Copy the data below exactly.
#### The data
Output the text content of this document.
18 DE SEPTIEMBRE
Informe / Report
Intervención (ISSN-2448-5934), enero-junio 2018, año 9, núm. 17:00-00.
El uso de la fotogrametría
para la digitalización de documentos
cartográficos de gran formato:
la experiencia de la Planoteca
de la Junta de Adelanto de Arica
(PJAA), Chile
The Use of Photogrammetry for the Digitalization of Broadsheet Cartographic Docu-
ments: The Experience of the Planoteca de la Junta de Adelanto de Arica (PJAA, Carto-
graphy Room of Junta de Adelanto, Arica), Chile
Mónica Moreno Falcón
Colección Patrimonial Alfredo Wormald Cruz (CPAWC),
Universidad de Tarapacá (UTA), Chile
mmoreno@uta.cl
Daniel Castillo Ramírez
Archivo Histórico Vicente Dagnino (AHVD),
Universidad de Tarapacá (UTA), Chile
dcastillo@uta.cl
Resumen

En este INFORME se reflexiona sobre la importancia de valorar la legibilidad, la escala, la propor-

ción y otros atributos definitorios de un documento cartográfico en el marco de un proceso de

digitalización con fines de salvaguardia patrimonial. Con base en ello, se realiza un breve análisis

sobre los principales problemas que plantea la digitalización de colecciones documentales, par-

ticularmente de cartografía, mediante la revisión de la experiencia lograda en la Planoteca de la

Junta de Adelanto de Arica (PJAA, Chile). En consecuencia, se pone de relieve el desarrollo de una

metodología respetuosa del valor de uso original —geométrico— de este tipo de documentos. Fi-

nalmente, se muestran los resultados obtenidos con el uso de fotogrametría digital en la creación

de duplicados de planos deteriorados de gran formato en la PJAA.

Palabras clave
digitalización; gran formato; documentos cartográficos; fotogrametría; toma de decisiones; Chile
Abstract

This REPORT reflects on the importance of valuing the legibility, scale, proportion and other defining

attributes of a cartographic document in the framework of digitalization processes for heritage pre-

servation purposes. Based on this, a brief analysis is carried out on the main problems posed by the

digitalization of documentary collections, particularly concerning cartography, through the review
########
- _Exercise solution_
Output the text content of this document.
18 DE SEPTIEMBRE
Informe / Report
Intervención (ISSN-2448-5934), enero-junio 2018, año 9, núm. 17:00-00.
El uso de la fotogrametría
para la digitalización de documentos
cartográficos de gran formato:
la experiencia de la Planoteca
de la Junta de Adelanto de Arica
(PJAA), Chile
The Use of Photogrammetry for the Digitalization of Broadsheet Cartographic Docu-
ments: The Experience of the Planoteca de la Junta de Adelanto de Arica (PJAA, Carto-
graphy Room of Junta de Adelanto, Arica), Chile
Mónica Moreno Falcón
Colección Patrimonial Alfredo Wormald Cruz (CPAWC),
Universidad de Tarapacá (UTA), Chile
mmoreno@uta.cl
Daniel Castillo Ramírez
Archivo Histórico Vicente Dagnino (AHVD),
Universidad de Tarapacá (UTA), Chile
dcastillo@uta.cl
Resumen

En este INFORME se reflexiona sobre la importancia de valorar la legibilidad, la escala, la propor-

ción y otros atributos definitorios de un documento cartográfico en el marco de un proceso de

digitalización con fines de salvaguardia patrimonial. Con base en ello, se realiza un breve análisis

sobre los principales problemas que plantea la digitalización de colecciones documentales, par-

ticularmente de cartografía, mediante la revisión de la experiencia lograda en la Planoteca de la

Junta de Adelanto de Arica (PJAA, Chile). En consecuencia, se pone de relieve el desarrollo de una

metodología respetuosa del valor de uso original —geométrico— de este tipo de documentos. Fi-

nalmente, se muestran los resultados obtenidos con el uso de fotogrametría digital en la creación

de duplicados de planos deteriorados de gran formato en la PJAA.

Palabras clave
digitalización; gran formato; documentos cartográficos; fotogrametría; toma de decisiones; Chile
Abstract

This REPORT reflects on the importance of valuing the legibility, scale, proportion and other defining

attributes of a cartographic document in the framework of digitalization processes for heritage pre-

servation purposes. Based on this, a brief analysis is carried out on the main problems posed by the

digitalization of documentary collections, particularly concerning cartography, through the review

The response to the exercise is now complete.